** START OF Exercise data **

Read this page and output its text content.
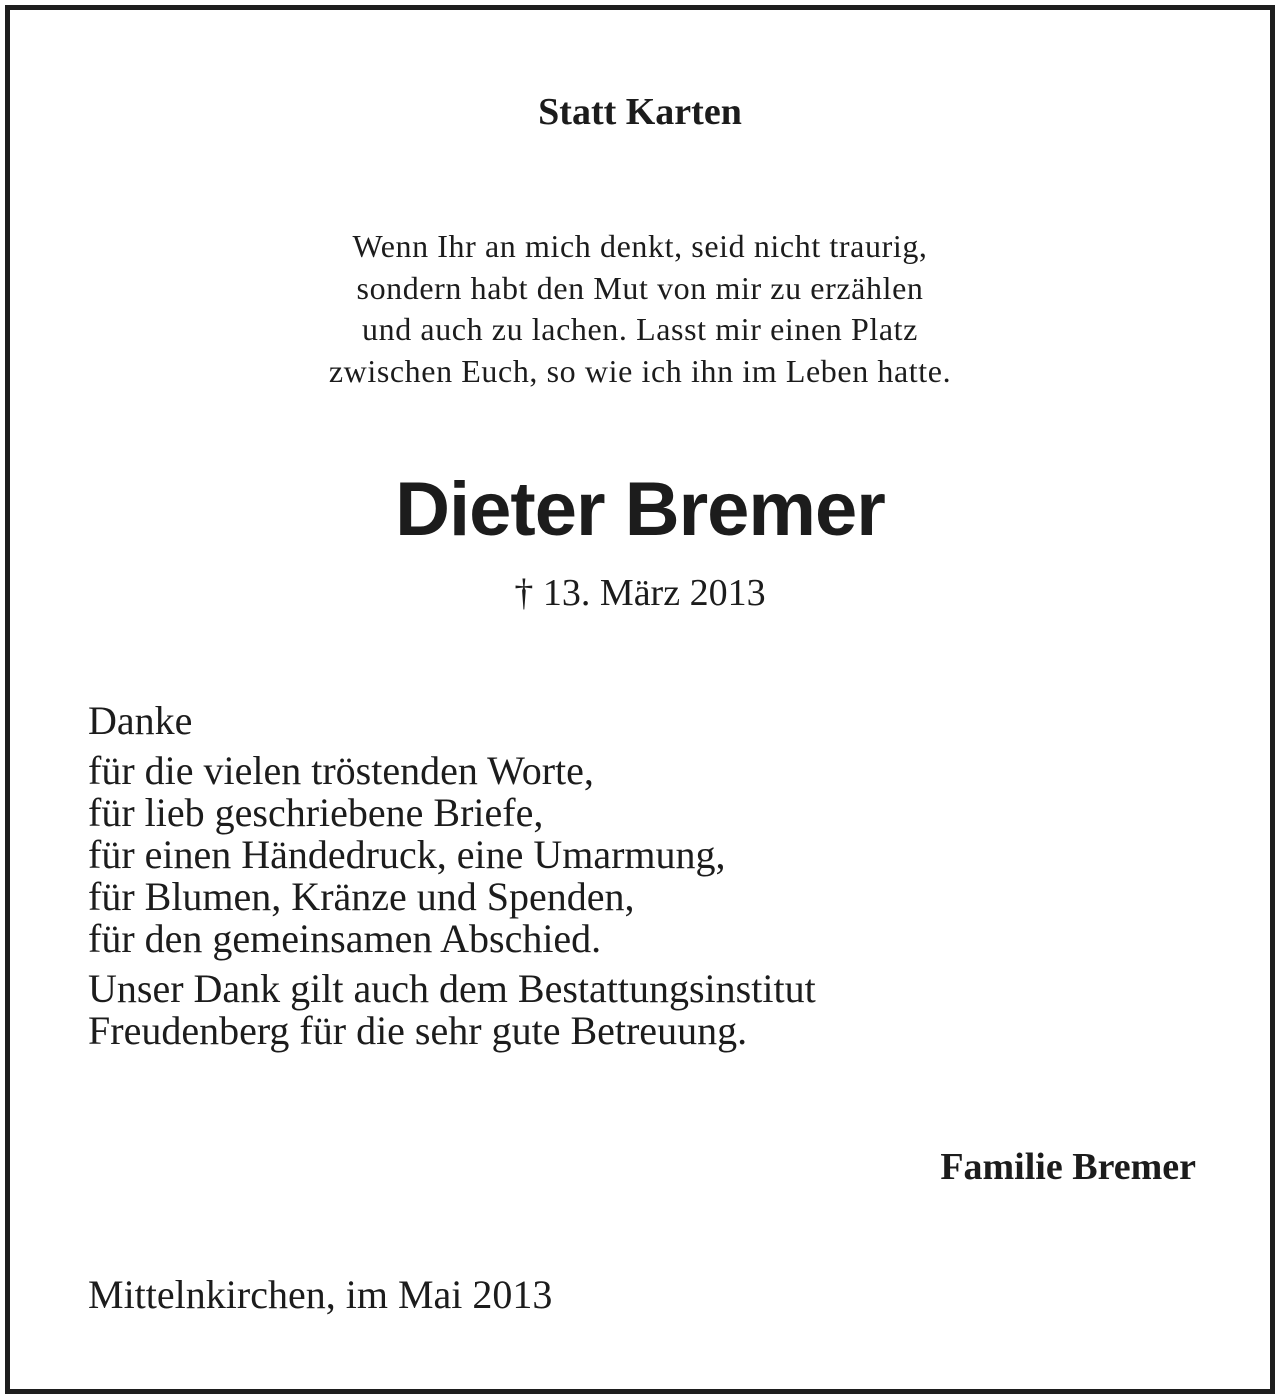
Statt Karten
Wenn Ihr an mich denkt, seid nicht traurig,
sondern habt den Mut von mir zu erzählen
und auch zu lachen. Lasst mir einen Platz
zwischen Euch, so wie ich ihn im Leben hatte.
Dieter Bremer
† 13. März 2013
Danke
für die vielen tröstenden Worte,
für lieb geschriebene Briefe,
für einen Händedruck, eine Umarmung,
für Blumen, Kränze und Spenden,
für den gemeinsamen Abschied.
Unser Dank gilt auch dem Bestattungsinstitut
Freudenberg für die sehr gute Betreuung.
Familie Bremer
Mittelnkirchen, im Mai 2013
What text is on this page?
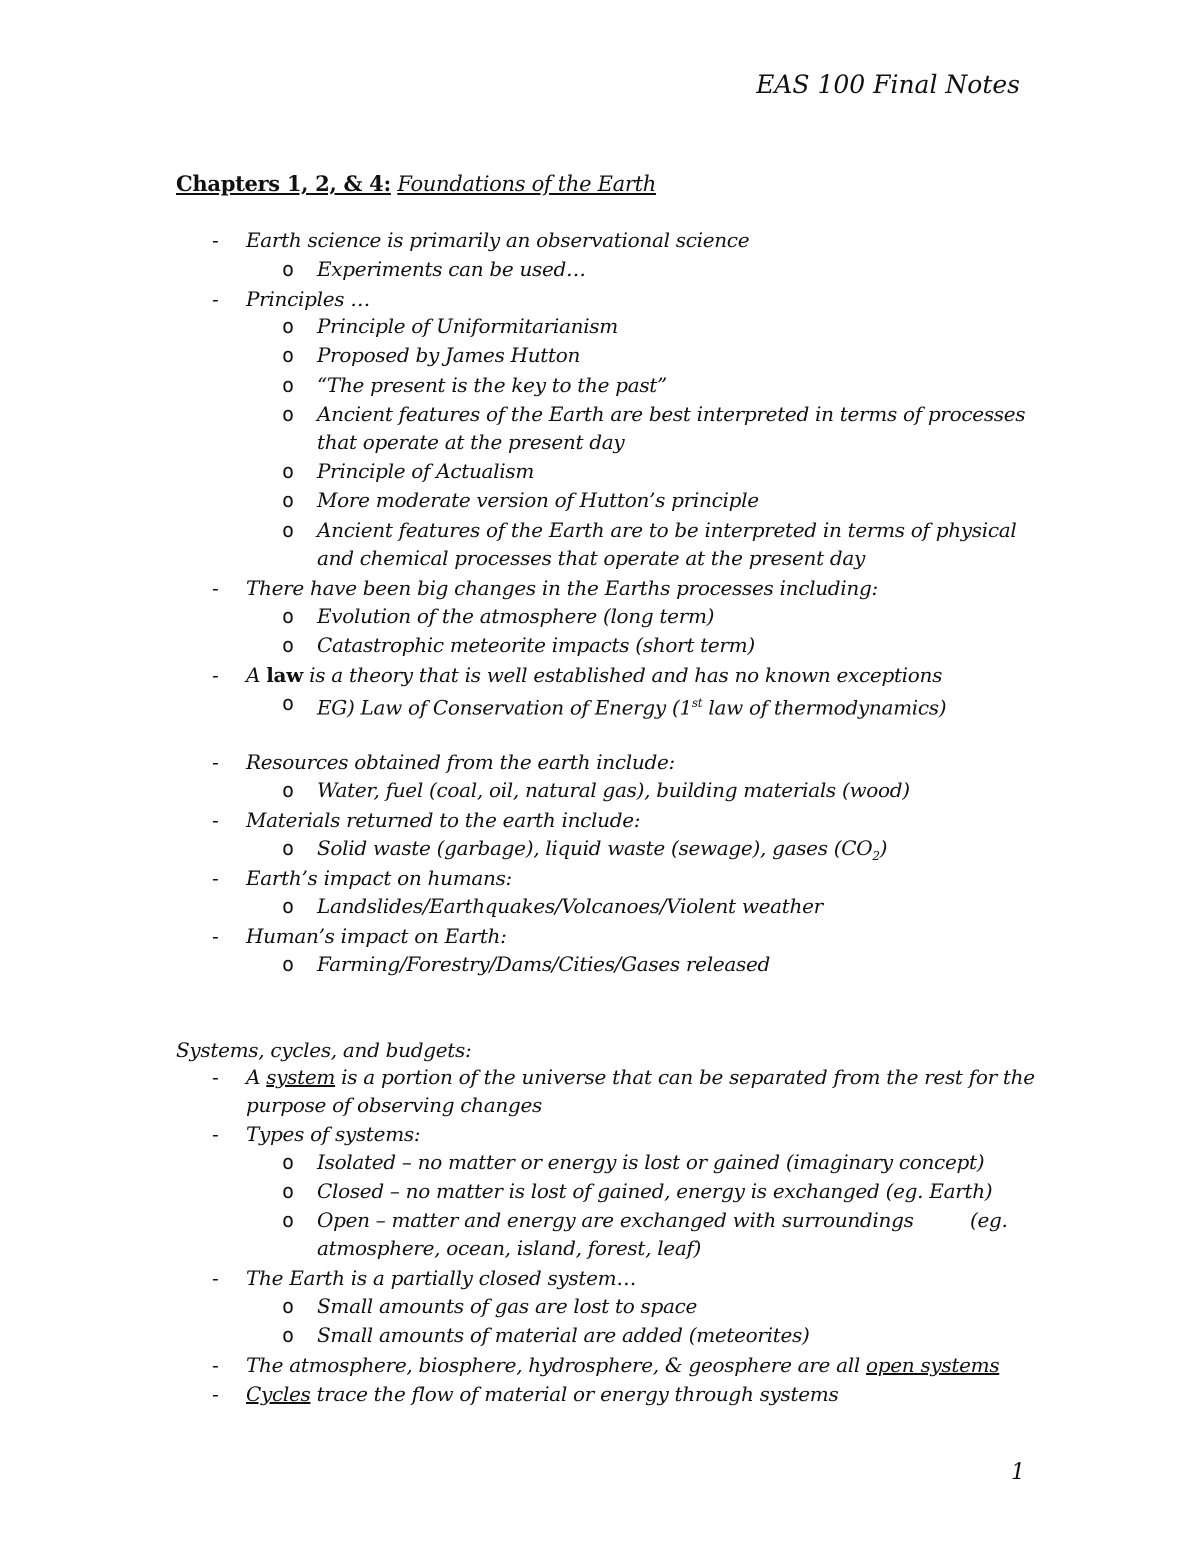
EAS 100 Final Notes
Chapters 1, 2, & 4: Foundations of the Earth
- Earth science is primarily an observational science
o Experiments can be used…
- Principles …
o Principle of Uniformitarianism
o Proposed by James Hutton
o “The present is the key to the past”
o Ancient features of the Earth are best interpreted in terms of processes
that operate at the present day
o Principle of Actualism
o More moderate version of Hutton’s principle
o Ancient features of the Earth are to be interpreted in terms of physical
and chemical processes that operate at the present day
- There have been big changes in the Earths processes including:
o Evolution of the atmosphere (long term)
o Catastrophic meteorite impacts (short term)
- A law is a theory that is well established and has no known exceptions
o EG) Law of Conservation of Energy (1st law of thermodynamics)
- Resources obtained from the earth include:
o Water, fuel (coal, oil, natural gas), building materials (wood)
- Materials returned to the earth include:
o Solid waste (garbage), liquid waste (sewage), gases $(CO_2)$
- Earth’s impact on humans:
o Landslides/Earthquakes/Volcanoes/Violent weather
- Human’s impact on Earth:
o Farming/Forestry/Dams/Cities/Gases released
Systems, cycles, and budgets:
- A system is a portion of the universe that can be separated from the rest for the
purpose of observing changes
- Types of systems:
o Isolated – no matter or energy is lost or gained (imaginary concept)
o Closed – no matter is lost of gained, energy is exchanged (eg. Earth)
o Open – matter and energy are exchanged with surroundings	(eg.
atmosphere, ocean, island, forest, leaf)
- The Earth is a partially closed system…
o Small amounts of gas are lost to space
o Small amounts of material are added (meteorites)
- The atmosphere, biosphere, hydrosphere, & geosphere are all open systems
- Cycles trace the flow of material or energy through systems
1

** END OF Exercise data **
** START OF Exercise data **

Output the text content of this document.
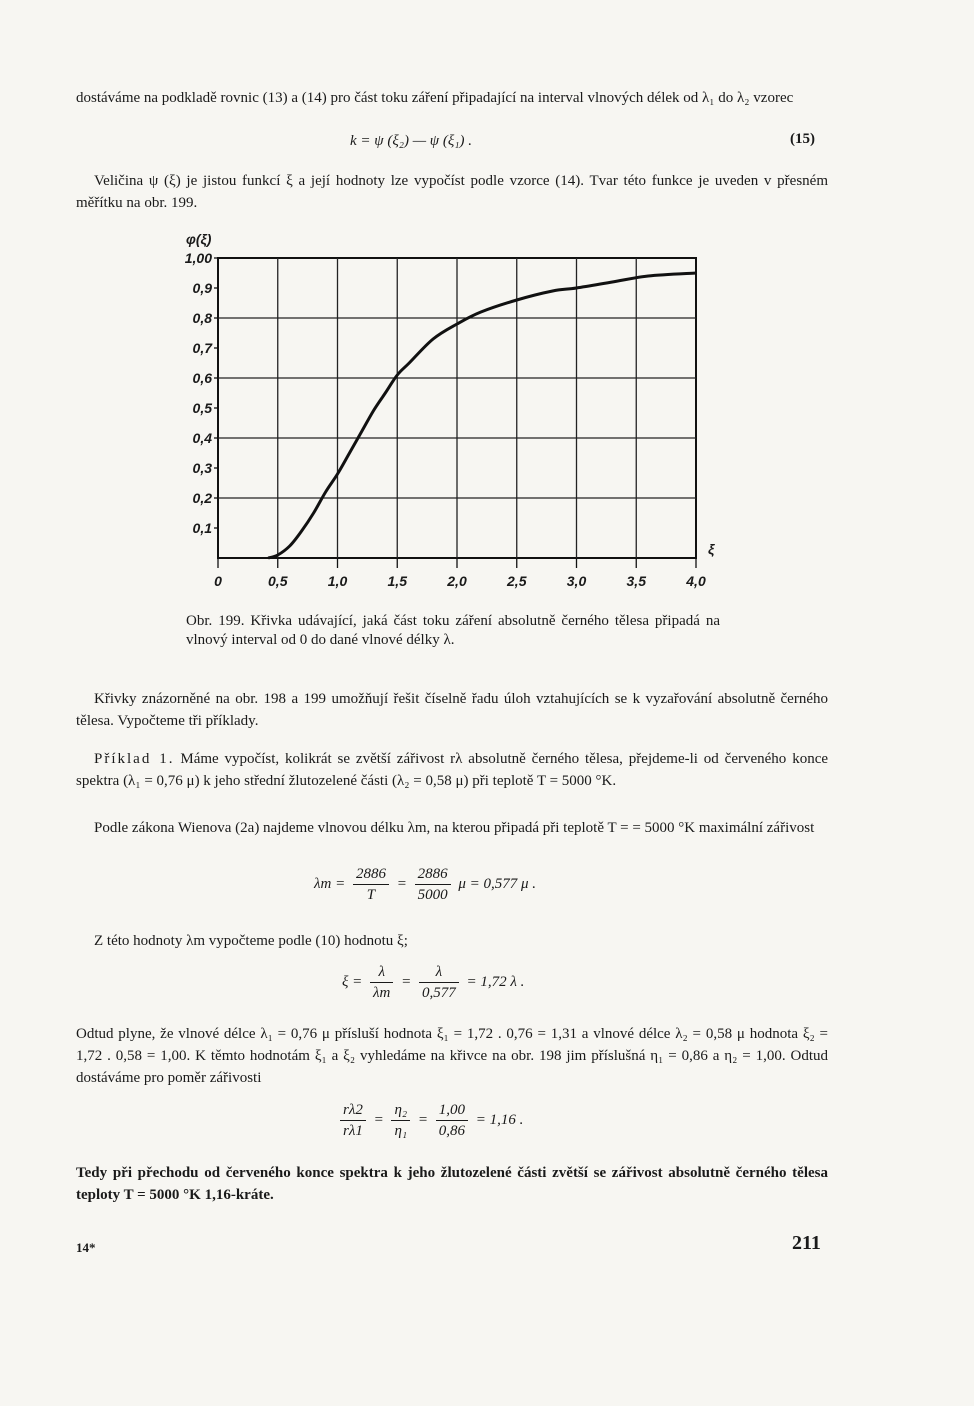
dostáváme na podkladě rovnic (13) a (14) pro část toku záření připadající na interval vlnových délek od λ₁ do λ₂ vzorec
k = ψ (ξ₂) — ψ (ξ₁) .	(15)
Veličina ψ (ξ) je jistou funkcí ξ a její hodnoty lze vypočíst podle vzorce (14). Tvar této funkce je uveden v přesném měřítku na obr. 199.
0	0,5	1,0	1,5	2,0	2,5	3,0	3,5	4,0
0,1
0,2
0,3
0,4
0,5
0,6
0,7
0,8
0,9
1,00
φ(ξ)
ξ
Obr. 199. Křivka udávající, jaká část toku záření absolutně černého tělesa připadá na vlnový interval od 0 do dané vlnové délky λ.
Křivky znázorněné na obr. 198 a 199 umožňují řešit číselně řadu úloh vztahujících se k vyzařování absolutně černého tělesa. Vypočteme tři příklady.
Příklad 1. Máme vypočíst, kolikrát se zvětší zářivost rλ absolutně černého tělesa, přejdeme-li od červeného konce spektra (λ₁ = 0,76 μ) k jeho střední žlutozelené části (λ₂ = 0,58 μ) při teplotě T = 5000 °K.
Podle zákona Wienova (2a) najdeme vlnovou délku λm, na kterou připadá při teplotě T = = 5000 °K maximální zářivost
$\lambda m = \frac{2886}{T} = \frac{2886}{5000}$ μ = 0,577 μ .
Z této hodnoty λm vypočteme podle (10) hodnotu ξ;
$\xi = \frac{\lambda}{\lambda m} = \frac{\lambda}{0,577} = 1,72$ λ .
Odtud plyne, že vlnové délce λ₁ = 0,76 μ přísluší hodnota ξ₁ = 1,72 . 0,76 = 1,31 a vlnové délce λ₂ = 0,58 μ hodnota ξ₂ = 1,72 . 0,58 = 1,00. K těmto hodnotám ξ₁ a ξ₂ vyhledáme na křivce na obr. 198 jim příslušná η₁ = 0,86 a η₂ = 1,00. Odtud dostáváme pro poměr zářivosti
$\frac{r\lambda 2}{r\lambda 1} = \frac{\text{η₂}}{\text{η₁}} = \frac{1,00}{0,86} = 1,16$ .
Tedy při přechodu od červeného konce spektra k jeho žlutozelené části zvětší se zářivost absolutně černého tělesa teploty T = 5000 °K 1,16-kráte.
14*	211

** END OF Exercise data **

Set exercise: List all lines where "interval" occurs.

Written solution:
dostáváme na podkladě rovnic (13) a (14) pro část toku záření připadající na interval vlnových délek od λ₁ do λ₂ vzorec
Obr. 199. Křivka udávající, jaká část toku záření absolutně černého tělesa připadá na vlnový interval od 0 do dané vlnové délky λ.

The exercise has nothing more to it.